» REQUEST
The entries below should be quoted exactly, with no pictures carried over.

» SUPPLIED RECORDS
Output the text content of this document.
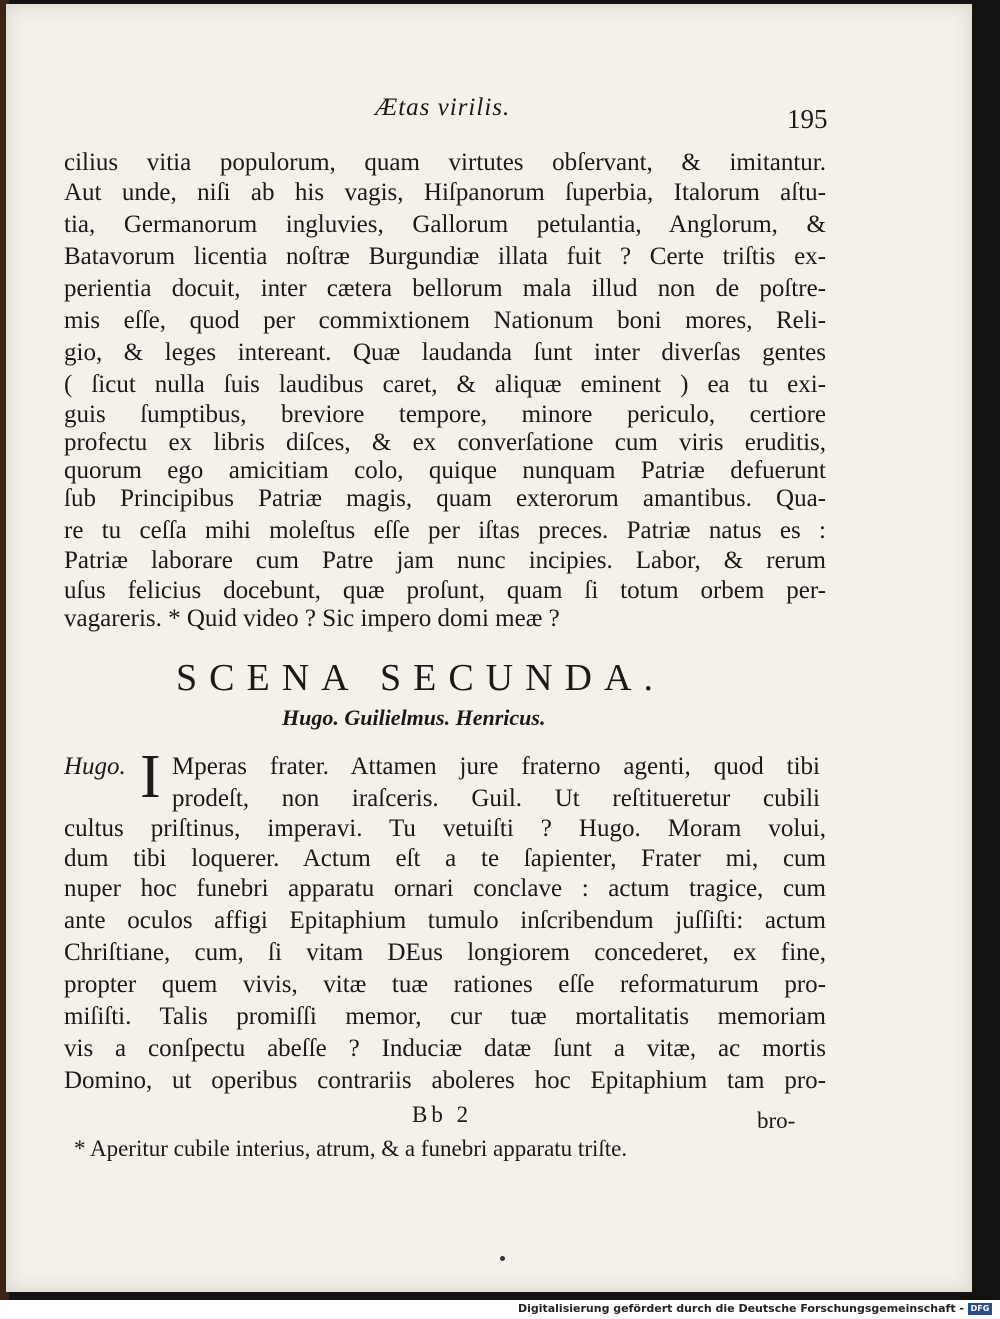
Ætas virilis.	195
cilius vitia populorum, quam virtutes obſervant, & imitantur.
Aut unde, niſi ab his vagis, Hiſpanorum ſuperbia, Italorum aſtu-
tia, Germanorum ingluvies, Gallorum petulantia, Anglorum, &
Batavorum licentia noſtræ Burgundiæ illata fuit ? Certe triſtis ex-
perientia docuit, inter cætera bellorum mala illud non de poſtre-
mis eſſe, quod per commixtionem Nationum boni mores, Reli-
gio, & leges intereant. Quæ laudanda ſunt inter diverſas gentes
( ſicut nulla ſuis laudibus caret, & aliquæ eminent ) ea tu exi-
guis ſumptibus, breviore tempore, minore periculo, certiore
profectu ex libris diſces, & ex converſatione cum viris eruditis,
quorum ego amicitiam colo, quique nunquam Patriæ defuerunt
ſub Principibus Patriæ magis, quam exterorum amantibus. Qua-
re tu ceſſa mihi moleſtus eſſe per iſtas preces. Patriæ natus es :
Patriæ laborare cum Patre jam nunc incipies. Labor, & rerum
uſus felicius docebunt, quæ proſunt, quam ſi totum orbem per-
vagareris. * Quid video ? Sic impero domi meæ ?
SCENA SECUNDA.
Hugo. Guilielmus. Henricus.
Hugo. I Mperas frater. Attamen jure fraterno agenti, quod tibi
prodeſt, non iraſceris. Guil. Ut reſtitueretur cubili
cultus priſtinus, imperavi. Tu vetuiſti ? Hugo. Moram volui,
dum tibi loquerer. Actum eſt a te ſapienter, Frater mi, cum
nuper hoc funebri apparatu ornari conclave : actum tragice, cum
ante oculos affigi Epitaphium tumulo inſcribendum juſſiſti: actum
Chriſtiane, cum, ſi vitam DEus longiorem concederet, ex fine,
propter quem vivis, vitæ tuæ rationes eſſe reformaturum pro-
miſiſti. Talis promiſſi memor, cur tuæ mortalitatis memoriam
vis a conſpectu abeſſe ? Induciæ datæ ſunt a vitæ, ac mortis
Domino, ut operibus contrariis aboleres hoc Epitaphium tam pro-
Bb 2	bro-
* Aperitur cubile interius, atrum, & a funebri apparatu triſte.
Digitalisierung gefördert durch die Deutsche Forschungsgemeinschaft - DFG
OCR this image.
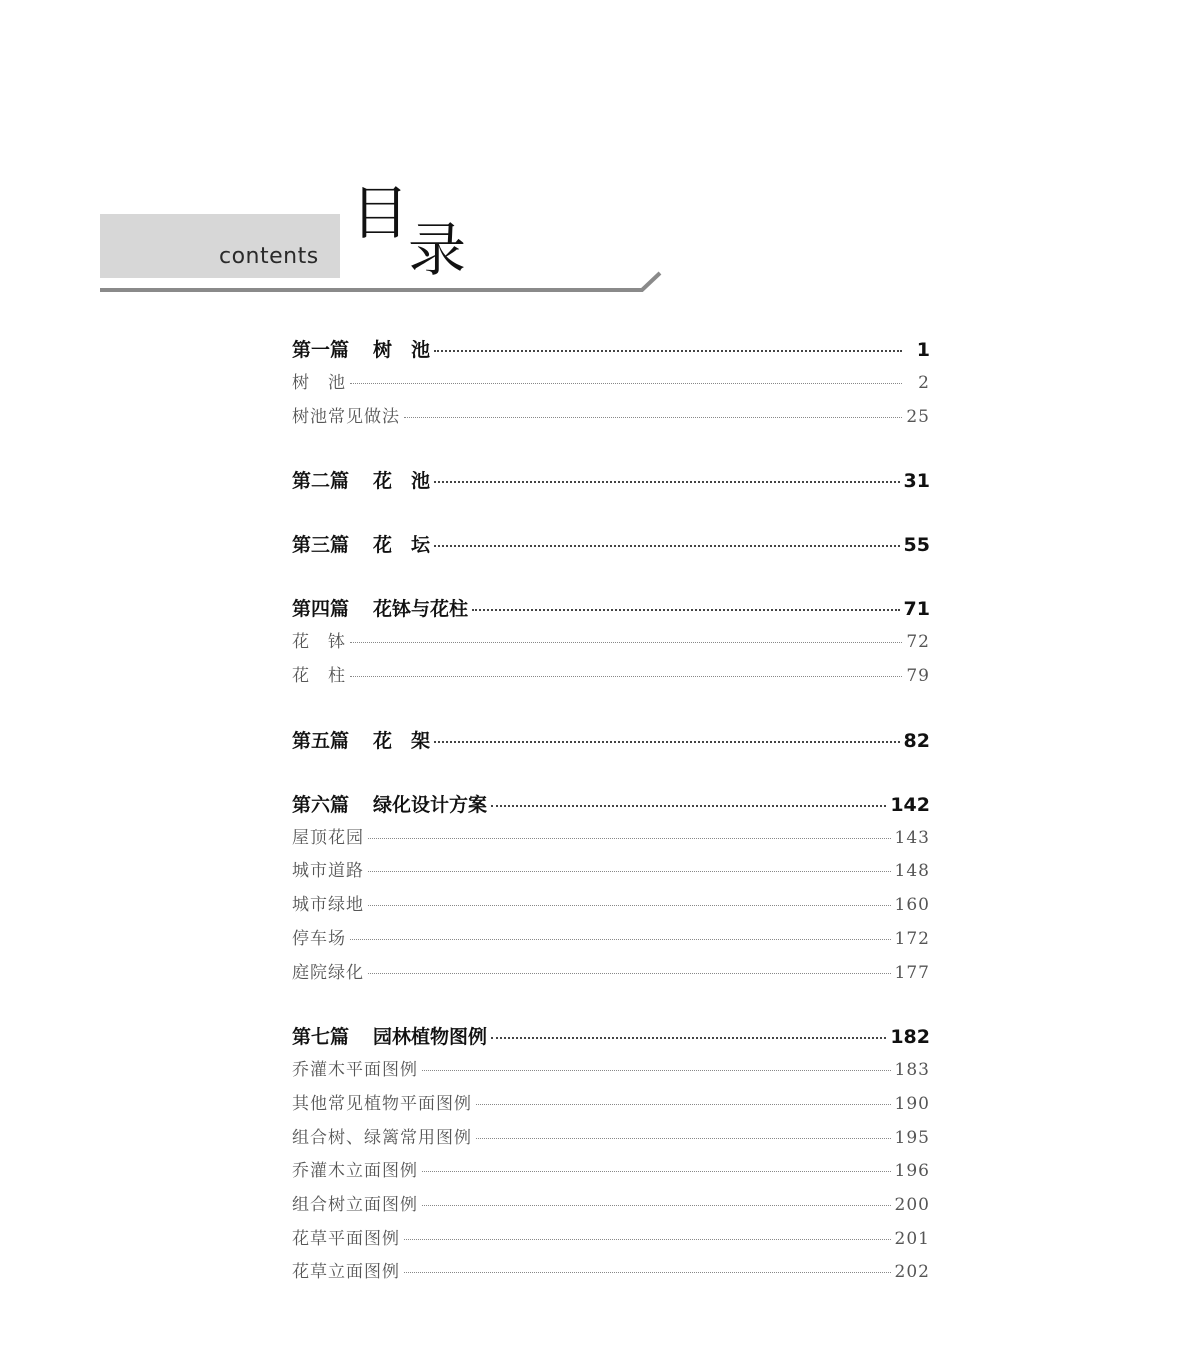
contents
目
录
第一篇 树　池	1
树　池	2
树池常见做法	25
第二篇 花　池	31
第三篇 花　坛	55
第四篇 花钵与花柱	71
花　钵	72
花　柱	79
第五篇 花　架	82
第六篇 绿化设计方案	142
屋顶花园	143
城市道路	148
城市绿地	160
停车场	172
庭院绿化	177
第七篇 园林植物图例	182
乔灌木平面图例	183
其他常见植物平面图例	190
组合树、绿篱常用图例	195
乔灌木立面图例	196
组合树立面图例	200
花草平面图例	201
花草立面图例	202
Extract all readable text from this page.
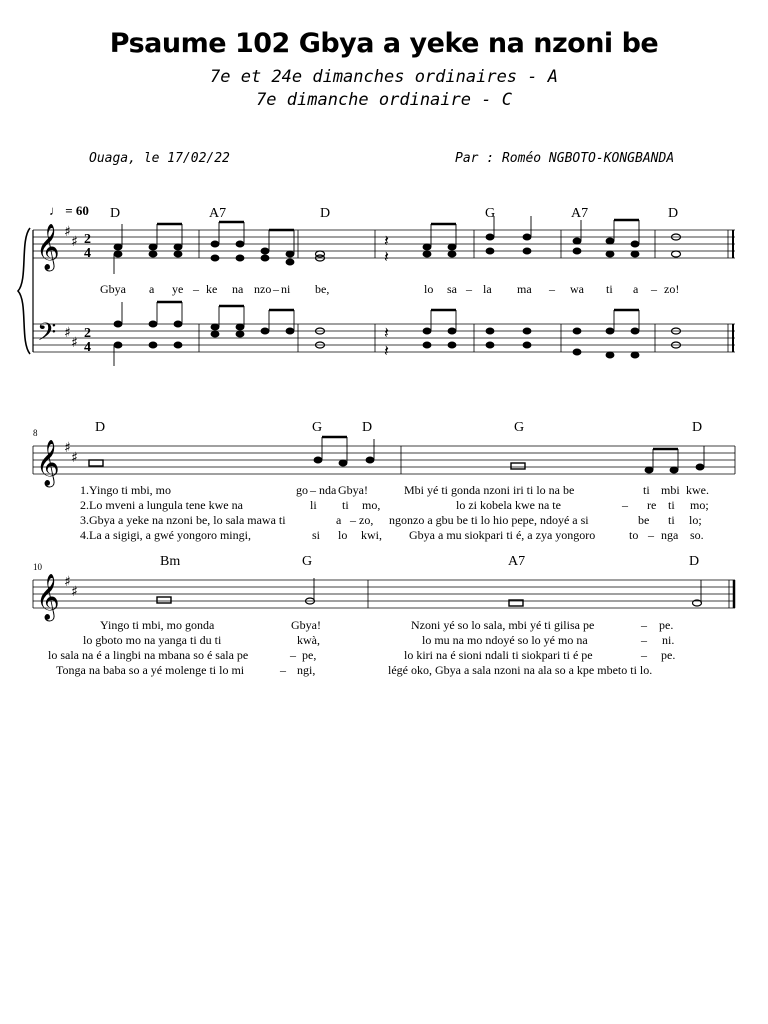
Psaume 102 Gbya a yeke na nzoni be
7e et 24e dimanches ordinaires - A
7e dimanche ordinaire - C
Ouaga, le 17/02/22	Par : Roméo NGBOTO-KONGBANDA
𝄞
𝄢
𝄞
𝄞
♯
♯
♯
♯
♯
♯
♯
♯
2
4
2
4
𝄽
𝄽
𝄽
𝄽
♩ = 60 D	A7	D	G	A7	D
Gbya a ye – ke na nzo – ni be,	lo sa – la ma – wa ti a – zo!
8	D	G	D	G	D
1.Yingo ti mbi, mo	go – nda Gbya!	Mbi yé ti gonda nzoni iri ti lo na be	ti mbi kwe.
2.Lo mveni a lungula tene kwe na	li ti mo,	lo zi kobela kwe na te	– re ti mo;
3.Gbya a yeke na nzoni be, lo sala mawa ti	a – zo, ngonzo a gbu be ti lo hio pepe, ndoyé a si	be ti lo;
4.La a sigigi, a gwé yongoro mingi,	si lo kwi, Gbya a mu siokpari ti é, a zya yongoro	to – nga so.
10	Bm	G	A7	D
Yingo ti mbi, mo gonda	Gbya!	Nzoni yé so lo sala, mbi yé ti gilisa pe	– pe.
lo gboto mo na yanga ti du ti	kwà,	lo mu na mo ndoyé so lo yé mo na	– ni.
lo sala na é a lingbi na mbana so é sala pe	– pe,	lo kiri na é sioni ndali ti siokpari ti é pe	– pe.
Tonga na baba so a yé molenge ti lo mi	– ngi,	légé oko, Gbya a sala nzoni na ala so a kpe mbeto ti lo.
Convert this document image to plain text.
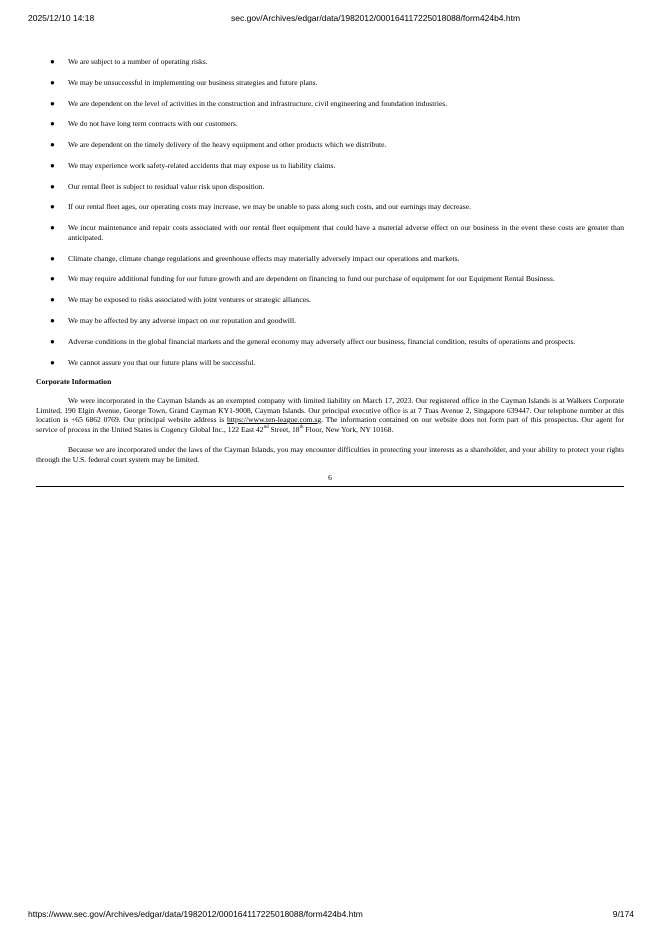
2025/12/10 14:18	sec.gov/Archives/edgar/data/1982012/000164117225018088/form424b4.htm
● We are subject to a number of operating risks.
● We may be unsuccessful in implementing our business strategies and future plans.
● We are dependent on the level of activities in the construction and infrastructure, civil engineering and foundation industries.
● We do not have long term contracts with our customers.
● We are dependent on the timely delivery of the heavy equipment and other products which we distribute.
● We may experience work safety-related accidents that may expose us to liability claims.
● Our rental fleet is subject to residual value risk upon disposition.
● If our rental fleet ages, our operating costs may increase, we may be unable to pass along such costs, and our earnings may decrease.
● We incur maintenance and repair costs associated with our rental fleet equipment that could have a material adverse effect on our business in the event these costs are greater than anticipated.
● Climate change, climate change regulations and greenhouse effects may materially adversely impact our operations and markets.
● We may require additional funding for our future growth and are dependent on financing to fund our purchase of equipment for our Equipment Rental Business.
● We may be exposed to risks associated with joint ventures or strategic alliances.
● We may be affected by any adverse impact on our reputation and goodwill.
● Adverse conditions in the global financial markets and the general economy may adversely affect our business, financial condition, results of operations and prospects.
● We cannot assure you that our future plans will be successful.
Corporate Information

We were incorporated in the Cayman Islands as an exempted company with limited liability on March 17, 2023. Our registered office in the Cayman Islands is at Walkers Corporate Limited, 190 Elgin Avenue, George Town, Grand Cayman KY1-9008, Cayman Islands. Our principal executive office is at 7 Tuas Avenue 2, Singapore 639447. Our telephone number at this location is +65 6862 0769. Our principal website address is https://www.ten-league.com.sg. The information contained on our website does not form part of this prospectus. Our agent for service of process in the United States is Cogency Global Inc., 122 East 42nd Street, 18th Floor, New York, NY 10168.

Because we are incorporated under the laws of the Cayman Islands, you may encounter difficulties in protecting your interests as a shareholder, and your ability to protect your rights through the U.S. federal court system may be limited.

6
https://www.sec.gov/Archives/edgar/data/1982012/000164117225018088/form424b4.htm	9/174
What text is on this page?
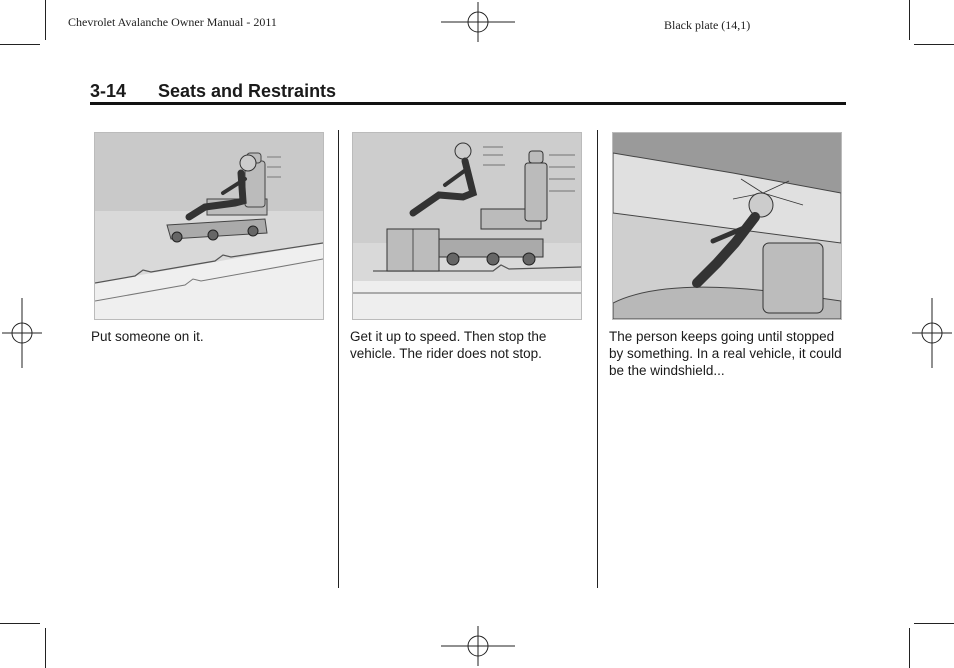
Chevrolet Avalanche Owner Manual - 2011	Black plate (14,1)
3-14 Seats and Restraints
Put someone on it.	Get it up to speed. Then stop the vehicle. The rider does not stop.
The person keeps going until stopped by something. In a real vehicle, it could be the windshield...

» RIGHT ANSWER
Output the text content of this document.
Ætas virilis.	195
cilius vitia populorum, quam virtutes obſervant, & imitantur.
Aut unde, niſi ab his vagis, Hiſpanorum ſuperbia, Italorum aſtu-
tia, Germanorum ingluvies, Gallorum petulantia, Anglorum, &
Batavorum licentia noſtræ Burgundiæ illata fuit ? Certe triſtis ex-
perientia docuit, inter cætera bellorum mala illud non de poſtre-
mis eſſe, quod per commixtionem Nationum boni mores, Reli-
gio, & leges intereant. Quæ laudanda ſunt inter diverſas gentes
( ſicut nulla ſuis laudibus caret, & aliquæ eminent ) ea tu exi-
guis ſumptibus, breviore tempore, minore periculo, certiore
profectu ex libris diſces, & ex converſatione cum viris eruditis,
quorum ego amicitiam colo, quique nunquam Patriæ defuerunt
ſub Principibus Patriæ magis, quam exterorum amantibus. Qua-
re tu ceſſa mihi moleſtus eſſe per iſtas preces. Patriæ natus es :
Patriæ laborare cum Patre jam nunc incipies. Labor, & rerum
uſus felicius docebunt, quæ proſunt, quam ſi totum orbem per-
vagareris. * Quid video ? Sic impero domi meæ ?
SCENA SECUNDA.
Hugo. Guilielmus. Henricus.
Hugo. I Mperas frater. Attamen jure fraterno agenti, quod tibi
prodeſt, non iraſceris. Guil. Ut reſtitueretur cubili
cultus priſtinus, imperavi. Tu vetuiſti ? Hugo. Moram volui,
dum tibi loquerer. Actum eſt a te ſapienter, Frater mi, cum
nuper hoc funebri apparatu ornari conclave : actum tragice, cum
ante oculos affigi Epitaphium tumulo inſcribendum juſſiſti: actum
Chriſtiane, cum, ſi vitam DEus longiorem concederet, ex fine,
propter quem vivis, vitæ tuæ rationes eſſe reformaturum pro-
miſiſti. Talis promiſſi memor, cur tuæ mortalitatis memoriam
vis a conſpectu abeſſe ? Induciæ datæ ſunt a vitæ, ac mortis
Domino, ut operibus contrariis aboleres hoc Epitaphium tam pro-
Bb 2	bro-
* Aperitur cubile interius, atrum, & a funebri apparatu triſte.
Digitalisierung gefördert durch die Deutsche Forschungsgemeinschaft - DFG
OCR this image.
contents
目
录
第一篇 树　池	1
树　池	2
树池常见做法	25
第二篇 花　池	31
第三篇 花　坛	55
第四篇 花钵与花柱	71
花　钵	72
花　柱	79
第五篇 花　架	82
第六篇 绿化设计方案	142
屋顶花园	143
城市道路	148
城市绿地	160
停车场	172
庭院绿化	177
第七篇 园林植物图例	182
乔灌木平面图例	183
其他常见植物平面图例	190
组合树、绿篱常用图例	195
乔灌木立面图例	196
组合树立面图例	200
花草平面图例	201
花草立面图例	202
Extract all readable text from this page.
Psaume 102 Gbya a yeke na nzoni be
7e et 24e dimanches ordinaires - A
7e dimanche ordinaire - C
Ouaga, le 17/02/22	Par : Roméo NGBOTO-KONGBANDA
𝄞
𝄢
𝄞
𝄞
♯
♯
♯
♯
♯
♯
♯
♯
2
4
2
4
𝄽
𝄽
𝄽
𝄽
♩ = 60 D	A7	D	G	A7	D
Gbya a ye – ke na nzo – ni be,	lo sa – la ma – wa ti a – zo!
8	D	G	D	G	D
1.Yingo ti mbi, mo	go – nda Gbya!	Mbi yé ti gonda nzoni iri ti lo na be	ti mbi kwe.
2.Lo mveni a lungula tene kwe na	li ti mo,	lo zi kobela kwe na te	– re ti mo;
3.Gbya a yeke na nzoni be, lo sala mawa ti	a – zo, ngonzo a gbu be ti lo hio pepe, ndoyé a si	be ti lo;
4.La a sigigi, a gwé yongoro mingi,	si lo kwi, Gbya a mu siokpari ti é, a zya yongoro	to – nga so.
10	Bm	G	A7	D
Yingo ti mbi, mo gonda	Gbya!	Nzoni yé so lo sala, mbi yé ti gilisa pe	– pe.
lo gboto mo na yanga ti du ti	kwà,	lo mu na mo ndoyé so lo yé mo na	– ni.
lo sala na é a lingbi na mbana so é sala pe	– pe,	lo kiri na é sioni ndali ti siokpari ti é pe	– pe.
Tonga na baba so a yé molenge ti lo mi	– ngi,	légé oko, Gbya a sala nzoni na ala so a kpe mbeto ti lo.
Convert this document image to plain text.
2025/12/10 14:18	sec.gov/Archives/edgar/data/1982012/000164117225018088/form424b4.htm
● We are subject to a number of operating risks.
● We may be unsuccessful in implementing our business strategies and future plans.
● We are dependent on the level of activities in the construction and infrastructure, civil engineering and foundation industries.
● We do not have long term contracts with our customers.
● We are dependent on the timely delivery of the heavy equipment and other products which we distribute.
● We may experience work safety-related accidents that may expose us to liability claims.
● Our rental fleet is subject to residual value risk upon disposition.
● If our rental fleet ages, our operating costs may increase, we may be unable to pass along such costs, and our earnings may decrease.
● We incur maintenance and repair costs associated with our rental fleet equipment that could have a material adverse effect on our business in the event these costs are greater than anticipated.
● Climate change, climate change regulations and greenhouse effects may materially adversely impact our operations and markets.
● We may require additional funding for our future growth and are dependent on financing to fund our purchase of equipment for our Equipment Rental Business.
● We may be exposed to risks associated with joint ventures or strategic alliances.
● We may be affected by any adverse impact on our reputation and goodwill.
● Adverse conditions in the global financial markets and the general economy may adversely affect our business, financial condition, results of operations and prospects.
● We cannot assure you that our future plans will be successful.
Corporate Information

We were incorporated in the Cayman Islands as an exempted company with limited liability on March 17, 2023. Our registered office in the Cayman Islands is at Walkers Corporate Limited, 190 Elgin Avenue, George Town, Grand Cayman KY1-9008, Cayman Islands. Our principal executive office is at 7 Tuas Avenue 2, Singapore 639447. Our telephone number at this location is +65 6862 0769. Our principal website address is https://www.ten-league.com.sg. The information contained on our website does not form part of this prospectus. Our agent for service of process in the United States is Cogency Global Inc., 122 East 42nd Street, 18th Floor, New York, NY 10168.

Because we are incorporated under the laws of the Cayman Islands, you may encounter difficulties in protecting your interests as a shareholder, and your ability to protect your rights through the U.S. federal court system may be limited.

6
https://www.sec.gov/Archives/edgar/data/1982012/000164117225018088/form424b4.htm	9/174
What text is on this page?
Chevrolet Avalanche Owner Manual - 2011	Black plate (14,1)
3-14 Seats and Restraints
Put someone on it.	Get it up to speed. Then stop the vehicle. The rider does not stop.
The person keeps going until stopped by something. In a real vehicle, it could be the windshield...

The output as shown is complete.